Search the records for the word "film" and pick out every line that has it.

Data shown:
+++++
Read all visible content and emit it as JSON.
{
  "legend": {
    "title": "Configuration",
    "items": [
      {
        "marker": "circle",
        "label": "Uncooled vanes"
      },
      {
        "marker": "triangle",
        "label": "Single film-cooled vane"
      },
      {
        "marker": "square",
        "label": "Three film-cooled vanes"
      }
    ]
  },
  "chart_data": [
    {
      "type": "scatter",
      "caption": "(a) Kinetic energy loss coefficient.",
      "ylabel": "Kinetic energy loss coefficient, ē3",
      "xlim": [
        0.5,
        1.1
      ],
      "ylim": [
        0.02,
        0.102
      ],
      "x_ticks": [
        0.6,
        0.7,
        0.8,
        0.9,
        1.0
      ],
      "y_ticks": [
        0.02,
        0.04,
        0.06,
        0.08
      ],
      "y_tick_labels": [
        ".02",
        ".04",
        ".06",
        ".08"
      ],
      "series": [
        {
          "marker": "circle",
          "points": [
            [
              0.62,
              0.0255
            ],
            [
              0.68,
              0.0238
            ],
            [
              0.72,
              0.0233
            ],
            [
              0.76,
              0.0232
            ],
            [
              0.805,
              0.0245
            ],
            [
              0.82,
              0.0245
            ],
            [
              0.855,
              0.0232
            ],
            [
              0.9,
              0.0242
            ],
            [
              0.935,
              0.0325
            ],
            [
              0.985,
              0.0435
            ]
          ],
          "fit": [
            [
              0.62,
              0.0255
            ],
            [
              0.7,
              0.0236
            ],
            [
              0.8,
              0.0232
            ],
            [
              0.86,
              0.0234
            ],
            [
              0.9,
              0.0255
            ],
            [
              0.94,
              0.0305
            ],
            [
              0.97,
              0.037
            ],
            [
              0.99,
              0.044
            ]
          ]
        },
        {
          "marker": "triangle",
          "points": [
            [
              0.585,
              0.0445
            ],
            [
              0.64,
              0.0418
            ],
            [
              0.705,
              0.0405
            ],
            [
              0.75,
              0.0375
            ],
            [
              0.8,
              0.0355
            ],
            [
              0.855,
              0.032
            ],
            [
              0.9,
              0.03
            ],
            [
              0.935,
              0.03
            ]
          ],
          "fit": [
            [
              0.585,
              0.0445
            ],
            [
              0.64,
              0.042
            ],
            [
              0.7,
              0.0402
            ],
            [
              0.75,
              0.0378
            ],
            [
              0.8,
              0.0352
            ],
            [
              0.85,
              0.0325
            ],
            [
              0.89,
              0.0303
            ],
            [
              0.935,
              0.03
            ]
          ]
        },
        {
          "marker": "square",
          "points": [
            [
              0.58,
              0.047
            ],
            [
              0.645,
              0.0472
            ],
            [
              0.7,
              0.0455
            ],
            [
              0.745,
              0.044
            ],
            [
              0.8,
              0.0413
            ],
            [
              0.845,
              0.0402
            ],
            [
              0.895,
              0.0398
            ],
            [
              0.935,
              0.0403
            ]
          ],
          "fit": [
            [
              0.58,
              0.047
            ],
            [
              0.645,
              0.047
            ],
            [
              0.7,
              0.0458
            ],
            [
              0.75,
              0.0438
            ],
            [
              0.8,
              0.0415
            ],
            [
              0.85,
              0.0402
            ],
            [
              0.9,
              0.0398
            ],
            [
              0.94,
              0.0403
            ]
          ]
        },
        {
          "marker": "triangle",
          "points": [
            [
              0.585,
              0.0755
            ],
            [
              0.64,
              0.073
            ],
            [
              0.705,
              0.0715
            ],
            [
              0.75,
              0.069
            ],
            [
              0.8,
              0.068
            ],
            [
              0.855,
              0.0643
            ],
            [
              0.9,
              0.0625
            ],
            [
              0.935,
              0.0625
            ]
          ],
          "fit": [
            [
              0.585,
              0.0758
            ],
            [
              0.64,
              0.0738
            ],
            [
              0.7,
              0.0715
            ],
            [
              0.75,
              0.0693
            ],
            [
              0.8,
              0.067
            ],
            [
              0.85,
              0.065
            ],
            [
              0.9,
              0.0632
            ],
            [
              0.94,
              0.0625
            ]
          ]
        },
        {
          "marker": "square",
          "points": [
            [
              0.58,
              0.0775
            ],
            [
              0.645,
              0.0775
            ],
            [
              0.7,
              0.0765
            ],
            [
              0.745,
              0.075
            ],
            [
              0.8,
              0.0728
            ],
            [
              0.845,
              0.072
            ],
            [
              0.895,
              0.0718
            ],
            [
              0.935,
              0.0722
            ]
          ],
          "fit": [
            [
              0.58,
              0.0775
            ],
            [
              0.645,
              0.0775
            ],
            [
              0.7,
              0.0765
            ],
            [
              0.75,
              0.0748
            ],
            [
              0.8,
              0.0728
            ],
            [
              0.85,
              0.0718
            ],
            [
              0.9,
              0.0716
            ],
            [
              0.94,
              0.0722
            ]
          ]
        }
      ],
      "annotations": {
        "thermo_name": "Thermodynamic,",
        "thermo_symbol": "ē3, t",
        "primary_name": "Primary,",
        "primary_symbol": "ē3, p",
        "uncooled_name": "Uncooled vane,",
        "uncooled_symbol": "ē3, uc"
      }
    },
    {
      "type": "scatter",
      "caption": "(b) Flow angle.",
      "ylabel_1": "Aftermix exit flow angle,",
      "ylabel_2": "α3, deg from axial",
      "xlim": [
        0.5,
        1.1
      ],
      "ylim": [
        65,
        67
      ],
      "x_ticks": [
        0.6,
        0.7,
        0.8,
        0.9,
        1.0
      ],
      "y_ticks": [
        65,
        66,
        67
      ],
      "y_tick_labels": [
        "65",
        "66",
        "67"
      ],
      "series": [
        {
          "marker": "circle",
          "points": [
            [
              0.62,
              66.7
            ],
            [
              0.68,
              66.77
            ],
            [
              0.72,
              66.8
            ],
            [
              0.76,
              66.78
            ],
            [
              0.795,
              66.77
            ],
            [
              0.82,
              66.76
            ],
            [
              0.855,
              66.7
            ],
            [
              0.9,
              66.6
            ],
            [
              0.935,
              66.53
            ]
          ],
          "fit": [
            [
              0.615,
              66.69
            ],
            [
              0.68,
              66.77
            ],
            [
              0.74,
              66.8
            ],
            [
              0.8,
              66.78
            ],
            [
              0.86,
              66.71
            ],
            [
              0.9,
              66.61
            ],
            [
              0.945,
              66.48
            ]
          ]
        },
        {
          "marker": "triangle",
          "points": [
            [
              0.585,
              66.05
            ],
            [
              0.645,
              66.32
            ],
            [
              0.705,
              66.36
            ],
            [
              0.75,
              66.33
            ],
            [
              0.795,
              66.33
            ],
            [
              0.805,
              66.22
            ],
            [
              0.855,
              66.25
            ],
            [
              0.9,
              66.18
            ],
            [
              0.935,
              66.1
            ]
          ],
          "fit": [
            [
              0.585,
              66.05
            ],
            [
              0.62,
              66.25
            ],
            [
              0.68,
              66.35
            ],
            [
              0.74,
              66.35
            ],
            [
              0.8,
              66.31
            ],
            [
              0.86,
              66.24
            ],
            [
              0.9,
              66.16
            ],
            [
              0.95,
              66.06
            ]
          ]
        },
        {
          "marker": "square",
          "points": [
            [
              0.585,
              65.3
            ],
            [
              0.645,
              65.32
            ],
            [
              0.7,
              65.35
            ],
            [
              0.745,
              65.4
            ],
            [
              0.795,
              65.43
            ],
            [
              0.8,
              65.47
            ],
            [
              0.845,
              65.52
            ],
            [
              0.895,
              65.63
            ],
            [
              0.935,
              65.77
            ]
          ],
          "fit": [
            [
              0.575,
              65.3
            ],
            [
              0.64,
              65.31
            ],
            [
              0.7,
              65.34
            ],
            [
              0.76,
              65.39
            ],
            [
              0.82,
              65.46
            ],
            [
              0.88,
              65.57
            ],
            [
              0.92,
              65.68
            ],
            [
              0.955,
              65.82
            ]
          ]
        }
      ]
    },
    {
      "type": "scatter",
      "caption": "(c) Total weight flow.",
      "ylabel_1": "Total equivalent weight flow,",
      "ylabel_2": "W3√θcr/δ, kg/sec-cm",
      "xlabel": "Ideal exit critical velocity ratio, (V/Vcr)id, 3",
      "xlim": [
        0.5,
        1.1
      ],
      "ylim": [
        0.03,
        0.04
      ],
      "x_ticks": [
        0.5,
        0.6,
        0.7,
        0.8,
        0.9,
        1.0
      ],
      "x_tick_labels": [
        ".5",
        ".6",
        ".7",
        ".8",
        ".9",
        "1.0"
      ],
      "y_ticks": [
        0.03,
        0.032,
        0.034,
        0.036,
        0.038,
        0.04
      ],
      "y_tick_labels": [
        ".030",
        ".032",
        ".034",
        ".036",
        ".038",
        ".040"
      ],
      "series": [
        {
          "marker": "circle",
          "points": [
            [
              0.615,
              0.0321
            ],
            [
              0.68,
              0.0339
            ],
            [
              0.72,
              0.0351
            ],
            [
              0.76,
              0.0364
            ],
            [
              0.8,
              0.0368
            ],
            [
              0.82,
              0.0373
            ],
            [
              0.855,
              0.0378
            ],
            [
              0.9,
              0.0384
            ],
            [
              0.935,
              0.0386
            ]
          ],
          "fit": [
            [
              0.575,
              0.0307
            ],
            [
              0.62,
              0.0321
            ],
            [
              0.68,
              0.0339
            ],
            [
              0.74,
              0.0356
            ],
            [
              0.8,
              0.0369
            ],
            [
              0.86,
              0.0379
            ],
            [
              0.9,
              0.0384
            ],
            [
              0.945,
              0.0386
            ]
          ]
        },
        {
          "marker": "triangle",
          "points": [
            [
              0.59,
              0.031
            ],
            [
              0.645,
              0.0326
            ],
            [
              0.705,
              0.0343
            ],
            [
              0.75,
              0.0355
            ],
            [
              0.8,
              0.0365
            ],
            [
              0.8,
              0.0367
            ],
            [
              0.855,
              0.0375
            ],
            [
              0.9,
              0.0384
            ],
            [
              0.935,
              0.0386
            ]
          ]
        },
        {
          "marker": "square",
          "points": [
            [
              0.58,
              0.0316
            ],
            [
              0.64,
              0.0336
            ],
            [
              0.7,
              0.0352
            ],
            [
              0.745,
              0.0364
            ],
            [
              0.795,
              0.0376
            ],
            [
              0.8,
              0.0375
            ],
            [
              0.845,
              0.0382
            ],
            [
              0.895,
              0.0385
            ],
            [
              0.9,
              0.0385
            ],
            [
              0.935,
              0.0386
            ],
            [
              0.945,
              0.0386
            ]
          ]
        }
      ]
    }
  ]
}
+++++
Task solution:
        "label": "Single film-cooled vane"
        "label": "Three film-cooled vanes"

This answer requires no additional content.